- _Instructions to follow_: Leaving out every picture, quote the data below exactly as it appears.

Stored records
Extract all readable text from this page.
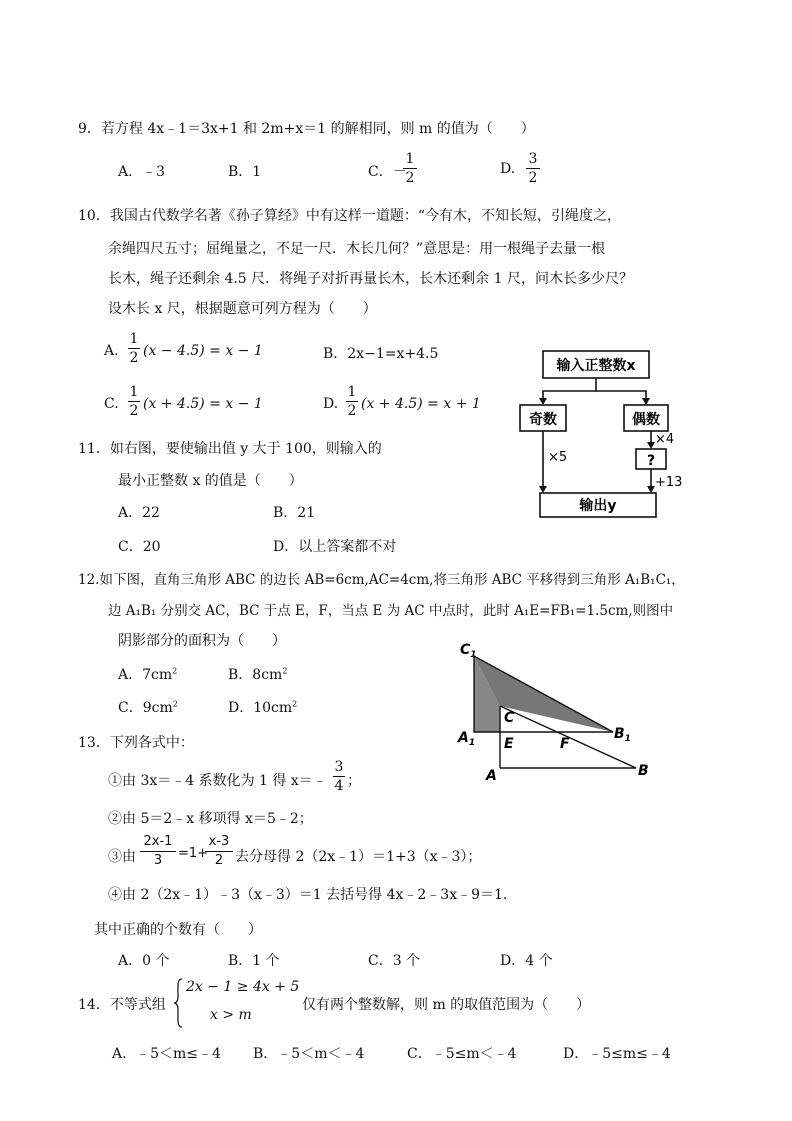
9．若方程 4x﹣1＝3x+1 和 2m+x＝1 的解相同，则 m 的值为（　　）
A．﹣3	B．1	C．－
1
2
D.
3
2
10．我国古代数学名著《孙子算经》中有这样一道题：“今有木，不知长短，引绳度之，
余绳四尺五寸；屈绳量之，不足一尺．木长几何？”意思是：用一根绳子去量一根
长木，绳子还剩余 4.5 尺．将绳子对折再量长木，长木还剩余 1 尺，问木长多少尺？
设木长 x 尺，根据题意可列方程为（　　）
A.
1
2 (x − 4.5) = x − 1	B．2x−1=x+4.5
C.
1
2 (x + 4.5) = x − 1	D.
1
2 (x + 4.5) = x + 1
输入正整数x
奇数	偶数
×5
×4
?
+13
输出y
11．如右图，要使输出值 y 大于 100，则输入的
最小正整数 x 的值是（　　）
A．22	B．21
C．20	D．以上答案都不对
12.如下图，直角三角形 ABC 的边长 AB=6cm,AC=4cm,将三角形 ABC 平移得到三角形 A₁B₁C₁，
边 A₁B₁ 分别交 AC，BC 于点 E，F，当点 E 为 AC 中点时，此时 A₁E=FB₁=1.5cm,则图中
阴影部分的面积为（　　）
A．$7cm^2$	B．$8cm^2$
C．$9cm^2$	D．$10cm^2$
$C_1$
C
$A_1$ E	F
$B_1$
A	B
13．下列各式中：
①由 3x＝﹣4 系数化为 1 得 x＝﹣
3
4 ；
②由 5＝2﹣x 移项得 x＝5﹣2；
③由
2x-1
3	=1+
x-3
2 去分母得 2（2x﹣1）＝1+3（x﹣3）；
④由 2（2x﹣1）﹣3（x﹣3）＝1 去括号得 4x﹣2﹣3x﹣9＝1.
其中正确的个数有（　　）
A．0 个	B．1 个	C．3 个	D．4 个
14．不等式组
2x − 1 ≥ 4x + 5
x > m
仅有两个整数解，则 m 的取值范围为（　　）
A．﹣5＜m≤﹣4 B．﹣5＜m＜﹣4	C．﹣5≤m＜﹣4	D．﹣5≤m≤﹣4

- _Solution_:
Extract all readable text from this page.
9．若方程 4x﹣1＝3x+1 和 2m+x＝1 的解相同，则 m 的值为（　　）
A．﹣3	B．1	C．－
1
2
D.
3
2
10．我国古代数学名著《孙子算经》中有这样一道题：“今有木，不知长短，引绳度之，
余绳四尺五寸；屈绳量之，不足一尺．木长几何？”意思是：用一根绳子去量一根
长木，绳子还剩余 4.5 尺．将绳子对折再量长木，长木还剩余 1 尺，问木长多少尺？
设木长 x 尺，根据题意可列方程为（　　）
A.
1
2 (x − 4.5) = x − 1	B．2x−1=x+4.5
C.
1
2 (x + 4.5) = x − 1	D.
1
2 (x + 4.5) = x + 1
输入正整数x
奇数	偶数
×5
×4
?
+13
输出y
11．如右图，要使输出值 y 大于 100，则输入的
最小正整数 x 的值是（　　）
A．22	B．21
C．20	D．以上答案都不对
12.如下图，直角三角形 ABC 的边长 AB=6cm,AC=4cm,将三角形 ABC 平移得到三角形 A₁B₁C₁，
边 A₁B₁ 分别交 AC，BC 于点 E，F，当点 E 为 AC 中点时，此时 A₁E=FB₁=1.5cm,则图中
阴影部分的面积为（　　）
A．$7cm^2$	B．$8cm^2$
C．$9cm^2$	D．$10cm^2$
$C_1$
C
$A_1$ E	F
$B_1$
A	B
13．下列各式中：
①由 3x＝﹣4 系数化为 1 得 x＝﹣
3
4 ；
②由 5＝2﹣x 移项得 x＝5﹣2；
③由
2x-1
3	=1+
x-3
2 去分母得 2（2x﹣1）＝1+3（x﹣3）；
④由 2（2x﹣1）﹣3（x﹣3）＝1 去括号得 4x﹣2﹣3x﹣9＝1.
其中正确的个数有（　　）
A．0 个	B．1 个	C．3 个	D．4 个
14．不等式组
2x − 1 ≥ 4x + 5
x > m
仅有两个整数解，则 m 的取值范围为（　　）
A．﹣5＜m≤﹣4 B．﹣5＜m＜﹣4	C．﹣5≤m＜﹣4	D．﹣5≤m≤﹣4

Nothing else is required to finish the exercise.